Copy out all the records, word for word.

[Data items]
>>>

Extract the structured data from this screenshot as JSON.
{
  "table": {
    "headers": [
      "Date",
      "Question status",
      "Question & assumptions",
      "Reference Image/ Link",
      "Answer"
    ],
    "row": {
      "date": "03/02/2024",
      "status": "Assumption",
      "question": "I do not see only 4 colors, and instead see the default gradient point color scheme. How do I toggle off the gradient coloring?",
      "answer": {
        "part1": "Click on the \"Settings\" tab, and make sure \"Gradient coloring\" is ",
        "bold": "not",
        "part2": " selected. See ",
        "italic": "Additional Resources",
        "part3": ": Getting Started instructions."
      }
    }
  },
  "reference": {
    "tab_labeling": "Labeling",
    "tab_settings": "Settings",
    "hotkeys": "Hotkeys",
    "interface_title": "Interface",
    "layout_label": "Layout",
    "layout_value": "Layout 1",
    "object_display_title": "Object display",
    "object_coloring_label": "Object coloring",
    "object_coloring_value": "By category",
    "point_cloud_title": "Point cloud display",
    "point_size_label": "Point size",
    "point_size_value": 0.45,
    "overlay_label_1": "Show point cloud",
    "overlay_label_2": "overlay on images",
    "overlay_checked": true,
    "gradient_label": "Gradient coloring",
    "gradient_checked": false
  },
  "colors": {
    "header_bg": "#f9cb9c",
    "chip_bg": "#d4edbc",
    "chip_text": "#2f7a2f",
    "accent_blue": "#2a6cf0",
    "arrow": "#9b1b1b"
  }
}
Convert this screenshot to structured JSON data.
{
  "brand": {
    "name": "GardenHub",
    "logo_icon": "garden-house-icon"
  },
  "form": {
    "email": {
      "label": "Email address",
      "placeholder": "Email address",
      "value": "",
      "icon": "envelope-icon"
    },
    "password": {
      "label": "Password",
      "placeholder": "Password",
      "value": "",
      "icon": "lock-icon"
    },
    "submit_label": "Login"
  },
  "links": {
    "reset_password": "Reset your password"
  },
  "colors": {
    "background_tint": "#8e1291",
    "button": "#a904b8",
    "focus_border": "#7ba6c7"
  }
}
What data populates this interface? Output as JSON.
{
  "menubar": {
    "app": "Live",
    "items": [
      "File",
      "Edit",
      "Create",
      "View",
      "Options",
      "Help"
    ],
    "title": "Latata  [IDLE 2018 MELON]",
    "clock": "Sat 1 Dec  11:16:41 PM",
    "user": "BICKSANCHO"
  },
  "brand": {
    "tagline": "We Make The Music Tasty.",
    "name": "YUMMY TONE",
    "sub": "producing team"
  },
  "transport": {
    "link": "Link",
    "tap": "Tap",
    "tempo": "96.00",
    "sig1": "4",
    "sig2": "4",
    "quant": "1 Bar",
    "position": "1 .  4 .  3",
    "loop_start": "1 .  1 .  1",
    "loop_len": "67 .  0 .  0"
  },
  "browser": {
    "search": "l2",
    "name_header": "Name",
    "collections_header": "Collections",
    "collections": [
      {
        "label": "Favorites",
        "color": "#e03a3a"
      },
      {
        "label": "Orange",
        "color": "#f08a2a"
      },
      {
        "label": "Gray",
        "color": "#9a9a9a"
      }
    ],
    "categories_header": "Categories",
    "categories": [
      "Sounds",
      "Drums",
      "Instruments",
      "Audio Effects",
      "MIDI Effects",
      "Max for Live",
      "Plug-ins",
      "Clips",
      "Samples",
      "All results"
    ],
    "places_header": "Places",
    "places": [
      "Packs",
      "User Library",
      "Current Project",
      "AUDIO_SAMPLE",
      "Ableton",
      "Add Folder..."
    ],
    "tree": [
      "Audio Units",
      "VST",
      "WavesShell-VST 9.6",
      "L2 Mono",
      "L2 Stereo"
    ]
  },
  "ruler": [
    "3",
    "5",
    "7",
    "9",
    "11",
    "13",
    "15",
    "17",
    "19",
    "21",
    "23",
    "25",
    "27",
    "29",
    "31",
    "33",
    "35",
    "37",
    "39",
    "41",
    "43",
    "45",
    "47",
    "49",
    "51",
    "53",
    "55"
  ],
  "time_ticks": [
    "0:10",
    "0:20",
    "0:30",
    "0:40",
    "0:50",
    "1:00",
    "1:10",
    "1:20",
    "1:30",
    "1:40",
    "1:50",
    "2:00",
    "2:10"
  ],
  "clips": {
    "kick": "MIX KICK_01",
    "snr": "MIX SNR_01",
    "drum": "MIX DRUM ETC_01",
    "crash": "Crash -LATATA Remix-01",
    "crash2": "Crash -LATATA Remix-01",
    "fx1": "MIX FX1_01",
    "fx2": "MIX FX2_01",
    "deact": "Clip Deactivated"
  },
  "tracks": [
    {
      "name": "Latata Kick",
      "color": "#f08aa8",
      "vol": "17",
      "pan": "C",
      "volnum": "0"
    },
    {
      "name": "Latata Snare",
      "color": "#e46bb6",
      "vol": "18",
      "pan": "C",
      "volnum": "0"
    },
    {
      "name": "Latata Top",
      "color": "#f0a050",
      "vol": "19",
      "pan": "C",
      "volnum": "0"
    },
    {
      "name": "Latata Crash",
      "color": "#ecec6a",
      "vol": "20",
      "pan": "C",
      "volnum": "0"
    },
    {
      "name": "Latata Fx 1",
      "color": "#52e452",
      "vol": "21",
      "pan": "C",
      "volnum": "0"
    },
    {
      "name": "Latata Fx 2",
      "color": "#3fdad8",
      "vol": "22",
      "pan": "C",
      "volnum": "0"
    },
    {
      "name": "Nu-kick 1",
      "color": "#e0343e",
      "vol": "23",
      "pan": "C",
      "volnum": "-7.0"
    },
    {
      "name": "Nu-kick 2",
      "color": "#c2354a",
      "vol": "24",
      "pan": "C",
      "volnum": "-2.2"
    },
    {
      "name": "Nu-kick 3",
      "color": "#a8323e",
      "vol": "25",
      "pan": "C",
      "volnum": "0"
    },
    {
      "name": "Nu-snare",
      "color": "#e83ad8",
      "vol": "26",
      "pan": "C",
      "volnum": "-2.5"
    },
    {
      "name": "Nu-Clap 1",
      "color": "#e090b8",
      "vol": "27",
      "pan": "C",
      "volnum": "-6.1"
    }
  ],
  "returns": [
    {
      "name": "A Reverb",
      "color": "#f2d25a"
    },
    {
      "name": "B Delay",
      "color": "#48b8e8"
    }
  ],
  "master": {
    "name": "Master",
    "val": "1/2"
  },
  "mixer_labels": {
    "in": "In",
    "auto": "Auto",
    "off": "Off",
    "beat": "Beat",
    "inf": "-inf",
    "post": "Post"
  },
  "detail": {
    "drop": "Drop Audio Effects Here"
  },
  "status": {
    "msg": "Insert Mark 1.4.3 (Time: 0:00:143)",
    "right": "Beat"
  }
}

<<<

Complete answer:
Extract the structured data from this screenshot as JSON.
{
  "table": {
    "headers": [
      "Date",
      "Question status",
      "Question & assumptions",
      "Reference Image/ Link",
      "Answer"
    ],
    "row": {
      "date": "03/02/2024",
      "status": "Assumption",
      "question": "I do not see only 4 colors, and instead see the default gradient point color scheme. How do I toggle off the gradient coloring?",
      "answer": {
        "part1": "Click on the \"Settings\" tab, and make sure \"Gradient coloring\" is ",
        "bold": "not",
        "part2": " selected. See ",
        "italic": "Additional Resources",
        "part3": ": Getting Started instructions."
      }
    }
  },
  "reference": {
    "tab_labeling": "Labeling",
    "tab_settings": "Settings",
    "hotkeys": "Hotkeys",
    "interface_title": "Interface",
    "layout_label": "Layout",
    "layout_value": "Layout 1",
    "object_display_title": "Object display",
    "object_coloring_label": "Object coloring",
    "object_coloring_value": "By category",
    "point_cloud_title": "Point cloud display",
    "point_size_label": "Point size",
    "point_size_value": 0.45,
    "overlay_label_1": "Show point cloud",
    "overlay_label_2": "overlay on images",
    "overlay_checked": true,
    "gradient_label": "Gradient coloring",
    "gradient_checked": false
  },
  "colors": {
    "header_bg": "#f9cb9c",
    "chip_bg": "#d4edbc",
    "chip_text": "#2f7a2f",
    "accent_blue": "#2a6cf0",
    "arrow": "#9b1b1b"
  }
}
Convert this screenshot to structured JSON data.
{
  "brand": {
    "name": "GardenHub",
    "logo_icon": "garden-house-icon"
  },
  "form": {
    "email": {
      "label": "Email address",
      "placeholder": "Email address",
      "value": "",
      "icon": "envelope-icon"
    },
    "password": {
      "label": "Password",
      "placeholder": "Password",
      "value": "",
      "icon": "lock-icon"
    },
    "submit_label": "Login"
  },
  "links": {
    "reset_password": "Reset your password"
  },
  "colors": {
    "background_tint": "#8e1291",
    "button": "#a904b8",
    "focus_border": "#7ba6c7"
  }
}
What data populates this interface? Output as JSON.
{
  "menubar": {
    "app": "Live",
    "items": [
      "File",
      "Edit",
      "Create",
      "View",
      "Options",
      "Help"
    ],
    "title": "Latata  [IDLE 2018 MELON]",
    "clock": "Sat 1 Dec  11:16:41 PM",
    "user": "BICKSANCHO"
  },
  "brand": {
    "tagline": "We Make The Music Tasty.",
    "name": "YUMMY TONE",
    "sub": "producing team"
  },
  "transport": {
    "link": "Link",
    "tap": "Tap",
    "tempo": "96.00",
    "sig1": "4",
    "sig2": "4",
    "quant": "1 Bar",
    "position": "1 .  4 .  3",
    "loop_start": "1 .  1 .  1",
    "loop_len": "67 .  0 .  0"
  },
  "browser": {
    "search": "l2",
    "name_header": "Name",
    "collections_header": "Collections",
    "collections": [
      {
        "label": "Favorites",
        "color": "#e03a3a"
      },
      {
        "label": "Orange",
        "color": "#f08a2a"
      },
      {
        "label": "Gray",
        "color": "#9a9a9a"
      }
    ],
    "categories_header": "Categories",
    "categories": [
      "Sounds",
      "Drums",
      "Instruments",
      "Audio Effects",
      "MIDI Effects",
      "Max for Live",
      "Plug-ins",
      "Clips",
      "Samples",
      "All results"
    ],
    "places_header": "Places",
    "places": [
      "Packs",
      "User Library",
      "Current Project",
      "AUDIO_SAMPLE",
      "Ableton",
      "Add Folder..."
    ],
    "tree": [
      "Audio Units",
      "VST",
      "WavesShell-VST 9.6",
      "L2 Mono",
      "L2 Stereo"
    ]
  },
  "ruler": [
    "3",
    "5",
    "7",
    "9",
    "11",
    "13",
    "15",
    "17",
    "19",
    "21",
    "23",
    "25",
    "27",
    "29",
    "31",
    "33",
    "35",
    "37",
    "39",
    "41",
    "43",
    "45",
    "47",
    "49",
    "51",
    "53",
    "55"
  ],
  "time_ticks": [
    "0:10",
    "0:20",
    "0:30",
    "0:40",
    "0:50",
    "1:00",
    "1:10",
    "1:20",
    "1:30",
    "1:40",
    "1:50",
    "2:00",
    "2:10"
  ],
  "clips": {
    "kick": "MIX KICK_01",
    "snr": "MIX SNR_01",
    "drum": "MIX DRUM ETC_01",
    "crash": "Crash -LATATA Remix-01",
    "crash2": "Crash -LATATA Remix-01",
    "fx1": "MIX FX1_01",
    "fx2": "MIX FX2_01",
    "deact": "Clip Deactivated"
  },
  "tracks": [
    {
      "name": "Latata Kick",
      "color": "#f08aa8",
      "vol": "17",
      "pan": "C",
      "volnum": "0"
    },
    {
      "name": "Latata Snare",
      "color": "#e46bb6",
      "vol": "18",
      "pan": "C",
      "volnum": "0"
    },
    {
      "name": "Latata Top",
      "color": "#f0a050",
      "vol": "19",
      "pan": "C",
      "volnum": "0"
    },
    {
      "name": "Latata Crash",
      "color": "#ecec6a",
      "vol": "20",
      "pan": "C",
      "volnum": "0"
    },
    {
      "name": "Latata Fx 1",
      "color": "#52e452",
      "vol": "21",
      "pan": "C",
      "volnum": "0"
    },
    {
      "name": "Latata Fx 2",
      "color": "#3fdad8",
      "vol": "22",
      "pan": "C",
      "volnum": "0"
    },
    {
      "name": "Nu-kick 1",
      "color": "#e0343e",
      "vol": "23",
      "pan": "C",
      "volnum": "-7.0"
    },
    {
      "name": "Nu-kick 2",
      "color": "#c2354a",
      "vol": "24",
      "pan": "C",
      "volnum": "-2.2"
    },
    {
      "name": "Nu-kick 3",
      "color": "#a8323e",
      "vol": "25",
      "pan": "C",
      "volnum": "0"
    },
    {
      "name": "Nu-snare",
      "color": "#e83ad8",
      "vol": "26",
      "pan": "C",
      "volnum": "-2.5"
    },
    {
      "name": "Nu-Clap 1",
      "color": "#e090b8",
      "vol": "27",
      "pan": "C",
      "volnum": "-6.1"
    }
  ],
  "returns": [
    {
      "name": "A Reverb",
      "color": "#f2d25a"
    },
    {
      "name": "B Delay",
      "color": "#48b8e8"
    }
  ],
  "master": {
    "name": "Master",
    "val": "1/2"
  },
  "mixer_labels": {
    "in": "In",
    "auto": "Auto",
    "off": "Off",
    "beat": "Beat",
    "inf": "-inf",
    "post": "Post"
  },
  "detail": {
    "drop": "Drop Audio Effects Here"
  },
  "status": {
    "msg": "Insert Mark 1.4.3 (Time: 0:00:143)",
    "right": "Beat"
  }
}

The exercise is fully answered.